▶ _What is expected_
Locate each line of the material that contains "name", then return it.

▶ _Exercise materials_

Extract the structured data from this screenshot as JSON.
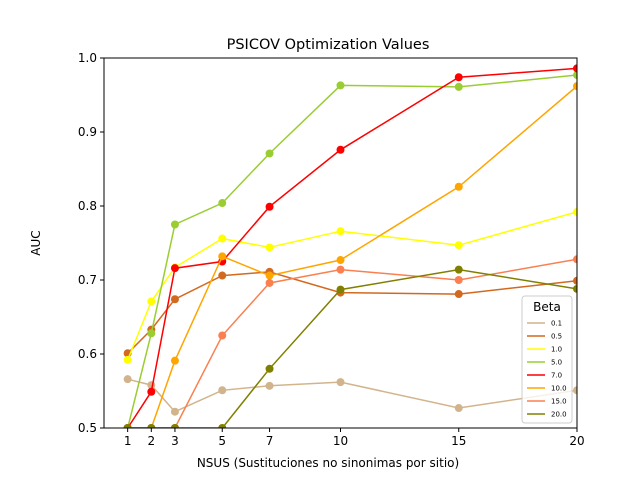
{
  "chart_data": {
    "type": "line",
    "title": "PSICOV Optimization Values",
    "xlabel": "NSUS (Sustituciones no sinonimas por sitio)",
    "ylabel": "AUC",
    "xlim": [
      0,
      20
    ],
    "ylim": [
      0.5,
      1.0
    ],
    "x": [
      1,
      2,
      3,
      5,
      7,
      10,
      15,
      20
    ],
    "x_ticks": [
      "1",
      "2",
      "3",
      "5",
      "7",
      "10",
      "15",
      "20"
    ],
    "y_ticks": [
      "0.5",
      "0.6",
      "0.7",
      "0.8",
      "0.9",
      "1.0"
    ],
    "y_tick_values": [
      0.5,
      0.6,
      0.7,
      0.8,
      0.9,
      1.0
    ],
    "grid": false,
    "legend_title": "Beta",
    "legend_position": "lower-right",
    "series": [
      {
        "name": "0.1",
        "color": "#d2b48c",
        "values": [
          0.566,
          0.558,
          0.522,
          0.551,
          0.557,
          0.562,
          0.527,
          0.551
        ]
      },
      {
        "name": "0.5",
        "color": "#d2691e",
        "values": [
          0.601,
          0.633,
          0.674,
          0.706,
          0.711,
          0.683,
          0.681,
          0.699
        ]
      },
      {
        "name": "1.0",
        "color": "#ffff00",
        "values": [
          0.592,
          0.671,
          0.717,
          0.756,
          0.744,
          0.766,
          0.747,
          0.792
        ]
      },
      {
        "name": "5.0",
        "color": "#9acd32",
        "values": [
          0.5,
          0.628,
          0.775,
          0.804,
          0.871,
          0.963,
          0.961,
          0.977
        ]
      },
      {
        "name": "7.0",
        "color": "#ff0000",
        "values": [
          0.5,
          0.549,
          0.716,
          0.725,
          0.799,
          0.876,
          0.974,
          0.986
        ]
      },
      {
        "name": "10.0",
        "color": "#ffa500",
        "values": [
          0.5,
          0.5,
          0.591,
          0.732,
          0.706,
          0.727,
          0.826,
          0.962
        ]
      },
      {
        "name": "15.0",
        "color": "#fa8050",
        "values": [
          0.5,
          0.5,
          0.5,
          0.625,
          0.696,
          0.714,
          0.7,
          0.728
        ]
      },
      {
        "name": "20.0",
        "color": "#808000",
        "values": [
          0.5,
          0.5,
          0.5,
          0.5,
          0.58,
          0.687,
          0.714,
          0.688
        ]
      }
    ]
  }
}
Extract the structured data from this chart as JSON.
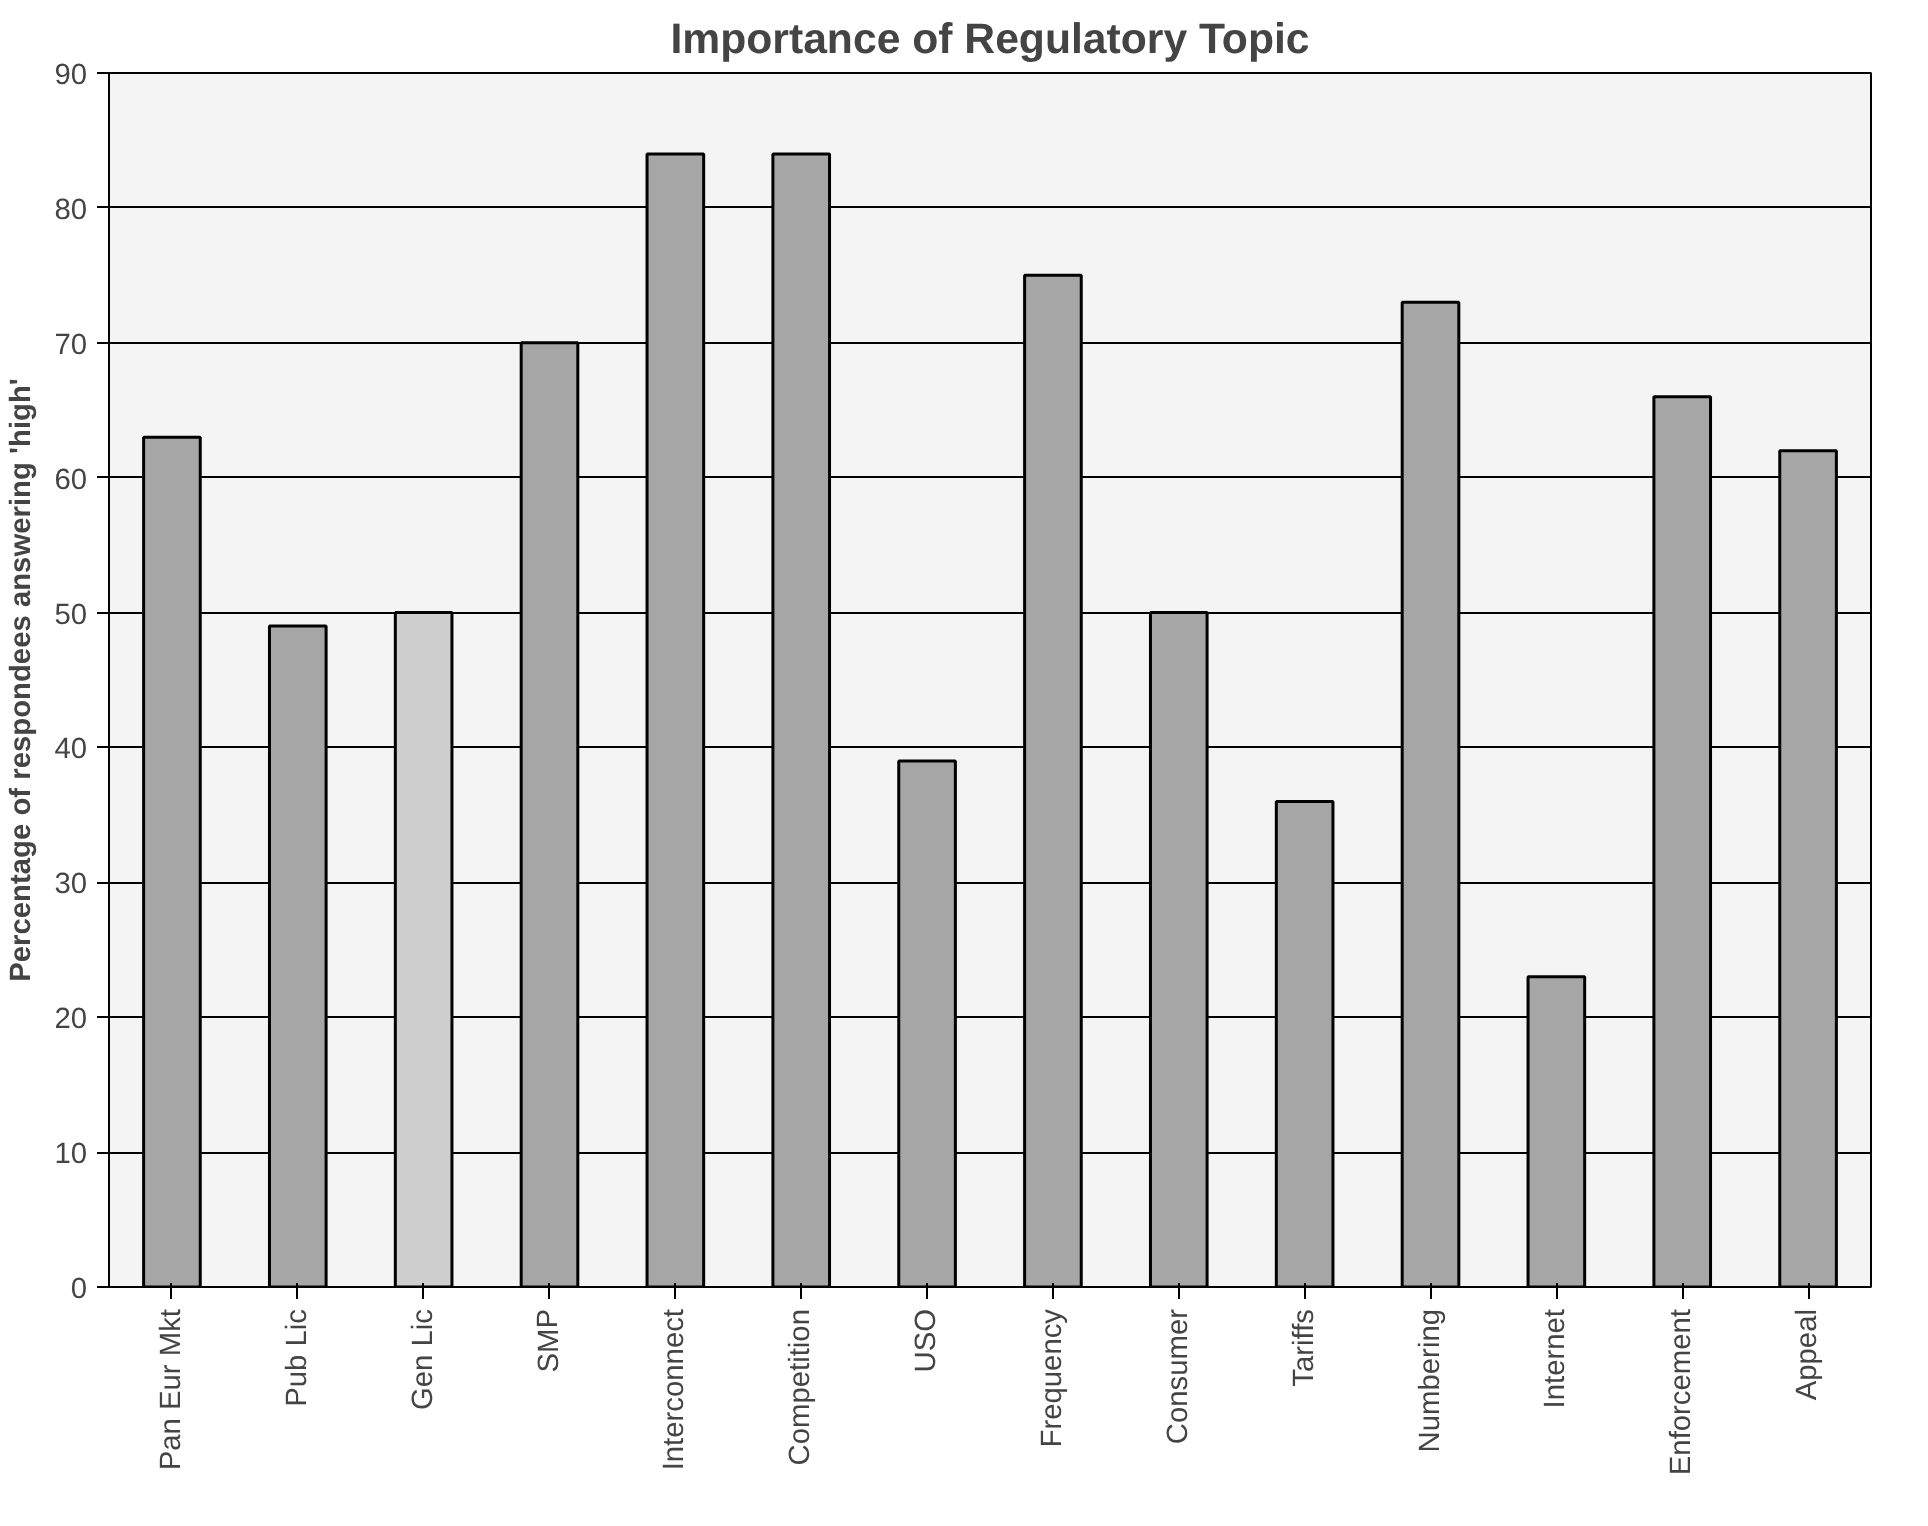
{
  "chart_data": {
    "type": "bar",
    "title": "Importance of Regulatory Topic",
    "ylabel": "Percentage of respondees answering 'high'",
    "categories": [
      "Pan Eur Mkt",
      "Pub Lic",
      "Gen Lic",
      "SMP",
      "Interconnect",
      "Competition",
      "USO",
      "Frequency",
      "Consumer",
      "Tariffs",
      "Numbering",
      "Internet",
      "Enforcement",
      "Appeal"
    ],
    "values": [
      63,
      49,
      50,
      70,
      84,
      84,
      39,
      75,
      50,
      36,
      73,
      23,
      66,
      62
    ],
    "colors": [
      "#a6a6a6",
      "#a6a6a6",
      "#cfcfcf",
      "#a6a6a6",
      "#a6a6a6",
      "#a6a6a6",
      "#a6a6a6",
      "#a6a6a6",
      "#a6a6a6",
      "#a6a6a6",
      "#a6a6a6",
      "#a6a6a6",
      "#a6a6a6",
      "#a6a6a6"
    ],
    "ylim": [
      0,
      90
    ],
    "yticks": [
      0,
      10,
      20,
      30,
      40,
      50,
      60,
      70,
      80,
      90
    ],
    "grid": "y"
  }
}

▶ _The result_
        "name": "0.1",
        "name": "0.5",
        "name": "1.0",
        "name": "5.0",
        "name": "7.0",
        "name": "10.0",
        "name": "15.0",
        "name": "20.0",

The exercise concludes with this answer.